DATASET RECORDS ->

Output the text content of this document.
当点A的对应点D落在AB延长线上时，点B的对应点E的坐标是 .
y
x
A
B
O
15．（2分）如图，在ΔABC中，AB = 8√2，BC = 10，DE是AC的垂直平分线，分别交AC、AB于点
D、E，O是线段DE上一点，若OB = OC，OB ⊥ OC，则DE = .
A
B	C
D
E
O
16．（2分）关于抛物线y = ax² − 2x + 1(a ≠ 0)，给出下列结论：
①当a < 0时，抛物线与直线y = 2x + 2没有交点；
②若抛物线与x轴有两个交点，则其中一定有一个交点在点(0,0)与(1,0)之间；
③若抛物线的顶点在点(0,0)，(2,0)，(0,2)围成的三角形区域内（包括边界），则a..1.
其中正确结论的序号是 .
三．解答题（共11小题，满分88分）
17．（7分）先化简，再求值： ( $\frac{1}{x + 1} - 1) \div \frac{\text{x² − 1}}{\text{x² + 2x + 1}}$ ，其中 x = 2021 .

==

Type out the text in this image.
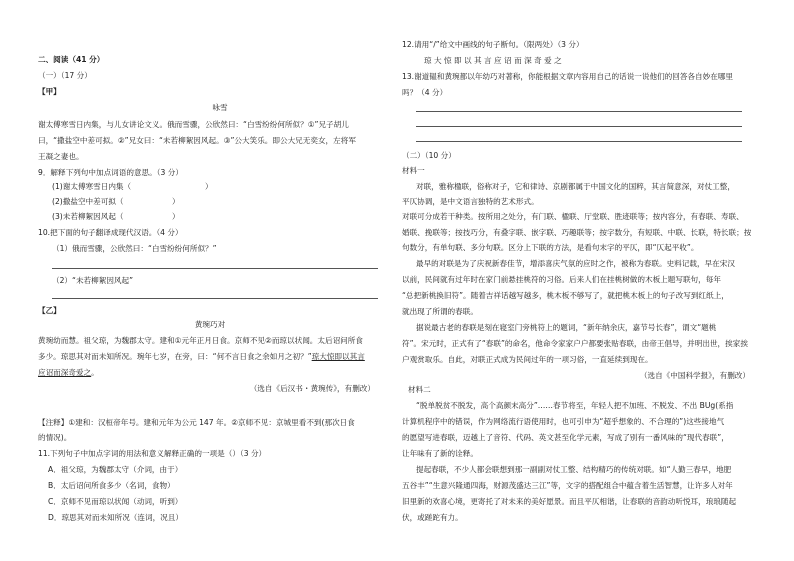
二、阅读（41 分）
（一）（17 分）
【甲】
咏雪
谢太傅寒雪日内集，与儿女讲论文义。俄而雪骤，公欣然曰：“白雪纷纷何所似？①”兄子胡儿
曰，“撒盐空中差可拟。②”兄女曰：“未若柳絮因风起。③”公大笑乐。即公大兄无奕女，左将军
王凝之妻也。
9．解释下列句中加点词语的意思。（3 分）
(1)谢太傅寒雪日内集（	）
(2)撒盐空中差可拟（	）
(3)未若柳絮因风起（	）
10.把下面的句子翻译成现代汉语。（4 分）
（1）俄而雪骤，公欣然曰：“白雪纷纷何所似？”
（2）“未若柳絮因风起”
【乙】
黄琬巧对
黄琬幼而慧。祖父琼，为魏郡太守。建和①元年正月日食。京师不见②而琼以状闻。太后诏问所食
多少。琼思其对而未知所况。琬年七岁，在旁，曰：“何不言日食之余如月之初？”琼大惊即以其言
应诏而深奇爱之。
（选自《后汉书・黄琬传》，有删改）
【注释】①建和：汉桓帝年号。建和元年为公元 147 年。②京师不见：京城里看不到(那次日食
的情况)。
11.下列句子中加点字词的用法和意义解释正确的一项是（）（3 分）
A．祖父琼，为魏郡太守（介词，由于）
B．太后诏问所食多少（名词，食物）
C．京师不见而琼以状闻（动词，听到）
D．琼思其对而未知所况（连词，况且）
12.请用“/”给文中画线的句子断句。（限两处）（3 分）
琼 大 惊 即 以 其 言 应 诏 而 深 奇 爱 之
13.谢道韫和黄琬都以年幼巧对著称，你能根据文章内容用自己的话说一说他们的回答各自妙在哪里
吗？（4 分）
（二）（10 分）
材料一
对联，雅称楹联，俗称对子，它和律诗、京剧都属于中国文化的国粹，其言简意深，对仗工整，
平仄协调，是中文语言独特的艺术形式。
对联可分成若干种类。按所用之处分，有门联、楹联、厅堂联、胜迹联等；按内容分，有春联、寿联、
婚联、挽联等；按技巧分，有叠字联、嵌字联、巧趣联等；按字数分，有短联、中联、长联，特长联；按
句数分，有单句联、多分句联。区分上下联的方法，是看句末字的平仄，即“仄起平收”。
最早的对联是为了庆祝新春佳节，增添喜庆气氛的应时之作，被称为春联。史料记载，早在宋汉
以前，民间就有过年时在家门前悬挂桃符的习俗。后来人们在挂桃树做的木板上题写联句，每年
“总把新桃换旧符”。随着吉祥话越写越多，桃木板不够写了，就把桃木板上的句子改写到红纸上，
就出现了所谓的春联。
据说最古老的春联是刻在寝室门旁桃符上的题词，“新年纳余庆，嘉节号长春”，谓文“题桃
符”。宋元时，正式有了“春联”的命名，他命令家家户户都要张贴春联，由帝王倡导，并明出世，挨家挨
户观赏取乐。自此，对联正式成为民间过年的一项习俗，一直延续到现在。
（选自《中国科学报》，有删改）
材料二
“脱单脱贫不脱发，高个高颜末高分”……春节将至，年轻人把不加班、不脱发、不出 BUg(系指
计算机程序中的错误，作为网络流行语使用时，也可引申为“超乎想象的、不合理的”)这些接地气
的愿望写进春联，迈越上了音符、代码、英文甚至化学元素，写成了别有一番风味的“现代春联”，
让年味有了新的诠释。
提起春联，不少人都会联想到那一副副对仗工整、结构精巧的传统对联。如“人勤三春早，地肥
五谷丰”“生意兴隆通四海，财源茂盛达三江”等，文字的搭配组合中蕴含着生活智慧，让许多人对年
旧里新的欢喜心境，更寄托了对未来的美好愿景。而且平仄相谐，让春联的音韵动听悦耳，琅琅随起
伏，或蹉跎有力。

WHAT THIS TASK INVOLVES -> Look through the listing above. Pick out each line with "公欣然曰" and copy it.

EXPECTED ANSWER ->
谢太傅寒雪日内集，与儿女讲论文义。俄而雪骤，公欣然曰：“白雪纷纷何所似？①”兄子胡儿
（1）俄而雪骤，公欣然曰：“白雪纷纷何所似？”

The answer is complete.